- [Lines of data]
(begin)

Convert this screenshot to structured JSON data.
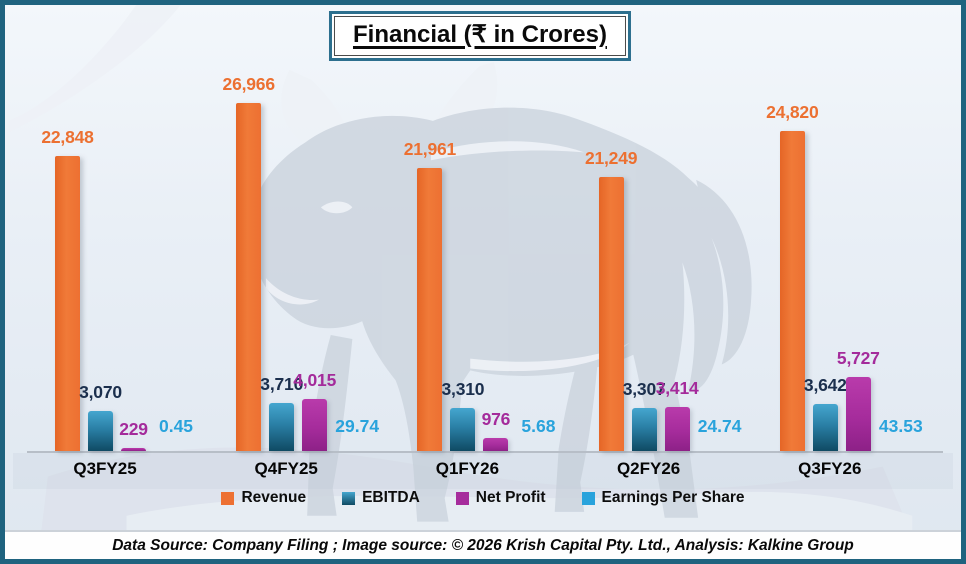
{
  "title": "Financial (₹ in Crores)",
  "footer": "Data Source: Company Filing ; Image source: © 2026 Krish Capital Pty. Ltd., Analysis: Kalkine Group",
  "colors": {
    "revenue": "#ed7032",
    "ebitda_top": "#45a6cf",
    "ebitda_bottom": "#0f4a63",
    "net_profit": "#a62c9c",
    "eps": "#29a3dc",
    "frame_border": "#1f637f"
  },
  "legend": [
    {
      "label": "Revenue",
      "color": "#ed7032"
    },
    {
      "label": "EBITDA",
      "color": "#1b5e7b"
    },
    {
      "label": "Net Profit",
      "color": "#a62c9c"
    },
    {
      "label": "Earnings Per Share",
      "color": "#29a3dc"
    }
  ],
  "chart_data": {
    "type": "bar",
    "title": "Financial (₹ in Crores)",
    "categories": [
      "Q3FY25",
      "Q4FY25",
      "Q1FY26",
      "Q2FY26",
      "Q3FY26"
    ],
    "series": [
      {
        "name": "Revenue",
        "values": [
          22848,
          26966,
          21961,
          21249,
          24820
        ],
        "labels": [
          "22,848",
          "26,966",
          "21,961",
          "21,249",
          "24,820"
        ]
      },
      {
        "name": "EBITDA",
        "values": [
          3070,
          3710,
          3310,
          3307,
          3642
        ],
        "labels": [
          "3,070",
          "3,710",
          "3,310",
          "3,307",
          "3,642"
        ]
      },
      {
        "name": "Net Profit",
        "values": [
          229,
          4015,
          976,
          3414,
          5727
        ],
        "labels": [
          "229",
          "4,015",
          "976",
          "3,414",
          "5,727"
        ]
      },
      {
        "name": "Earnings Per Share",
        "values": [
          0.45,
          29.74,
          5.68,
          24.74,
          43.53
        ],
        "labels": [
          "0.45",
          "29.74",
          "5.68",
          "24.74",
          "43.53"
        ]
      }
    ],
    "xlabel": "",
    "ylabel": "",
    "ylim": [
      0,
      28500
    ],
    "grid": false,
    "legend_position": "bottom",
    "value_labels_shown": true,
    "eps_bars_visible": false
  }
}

(end)

- [REQUEST] Locate each line with the word "title" and copy it.

- [SOLUTION TO THIS EXERCISE]
  "title": "Financial (₹ in Crores)",
    "title": "Financial (₹ in Crores)",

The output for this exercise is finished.